**STATED GOAL**
In the records below, pick out all lines containing the word "SURF".

Rows from a dataset:
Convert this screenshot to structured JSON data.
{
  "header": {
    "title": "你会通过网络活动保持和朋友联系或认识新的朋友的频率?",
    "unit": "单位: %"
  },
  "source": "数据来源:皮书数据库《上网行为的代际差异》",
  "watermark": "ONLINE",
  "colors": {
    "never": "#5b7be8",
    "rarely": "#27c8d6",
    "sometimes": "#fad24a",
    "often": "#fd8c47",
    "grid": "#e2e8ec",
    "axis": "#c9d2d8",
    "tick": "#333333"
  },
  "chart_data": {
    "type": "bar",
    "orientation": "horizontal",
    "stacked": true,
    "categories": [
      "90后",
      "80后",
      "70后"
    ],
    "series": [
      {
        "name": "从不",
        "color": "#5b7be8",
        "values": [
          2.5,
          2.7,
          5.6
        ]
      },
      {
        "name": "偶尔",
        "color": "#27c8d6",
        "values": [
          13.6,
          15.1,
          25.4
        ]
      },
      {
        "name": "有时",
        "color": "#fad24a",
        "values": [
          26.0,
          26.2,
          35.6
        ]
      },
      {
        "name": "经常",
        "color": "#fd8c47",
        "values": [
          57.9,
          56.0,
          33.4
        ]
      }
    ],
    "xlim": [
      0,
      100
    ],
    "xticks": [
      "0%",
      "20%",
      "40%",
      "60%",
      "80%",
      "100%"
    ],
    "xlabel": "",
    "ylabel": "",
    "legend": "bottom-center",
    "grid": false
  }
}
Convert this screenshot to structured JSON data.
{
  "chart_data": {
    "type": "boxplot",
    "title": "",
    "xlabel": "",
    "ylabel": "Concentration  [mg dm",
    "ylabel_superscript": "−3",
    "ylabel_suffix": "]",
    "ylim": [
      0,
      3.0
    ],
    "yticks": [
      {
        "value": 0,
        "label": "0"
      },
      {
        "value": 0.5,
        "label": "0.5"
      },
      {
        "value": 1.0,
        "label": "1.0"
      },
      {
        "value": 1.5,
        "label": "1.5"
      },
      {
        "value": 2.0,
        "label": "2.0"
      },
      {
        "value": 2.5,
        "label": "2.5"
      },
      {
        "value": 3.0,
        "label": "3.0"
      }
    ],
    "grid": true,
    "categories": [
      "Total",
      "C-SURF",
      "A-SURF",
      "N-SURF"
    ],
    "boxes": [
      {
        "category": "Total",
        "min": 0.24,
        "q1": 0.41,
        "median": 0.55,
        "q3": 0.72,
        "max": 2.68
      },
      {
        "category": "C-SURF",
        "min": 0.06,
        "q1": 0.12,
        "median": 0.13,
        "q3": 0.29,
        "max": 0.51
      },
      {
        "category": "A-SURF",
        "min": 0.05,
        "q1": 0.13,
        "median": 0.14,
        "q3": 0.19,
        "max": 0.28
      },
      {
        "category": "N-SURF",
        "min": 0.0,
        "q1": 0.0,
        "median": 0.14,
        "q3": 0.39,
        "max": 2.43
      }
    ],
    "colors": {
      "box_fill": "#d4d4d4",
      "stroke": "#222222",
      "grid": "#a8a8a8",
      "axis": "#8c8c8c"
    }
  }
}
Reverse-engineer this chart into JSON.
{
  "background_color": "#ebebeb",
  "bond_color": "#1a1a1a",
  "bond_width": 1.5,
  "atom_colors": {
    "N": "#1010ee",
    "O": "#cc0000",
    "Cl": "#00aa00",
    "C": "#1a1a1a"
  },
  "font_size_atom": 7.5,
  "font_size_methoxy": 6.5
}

**RESULT**
      "C-SURF",
      "A-SURF",
      "N-SURF"
        "category": "C-SURF",
        "category": "A-SURF",
        "category": "N-SURF",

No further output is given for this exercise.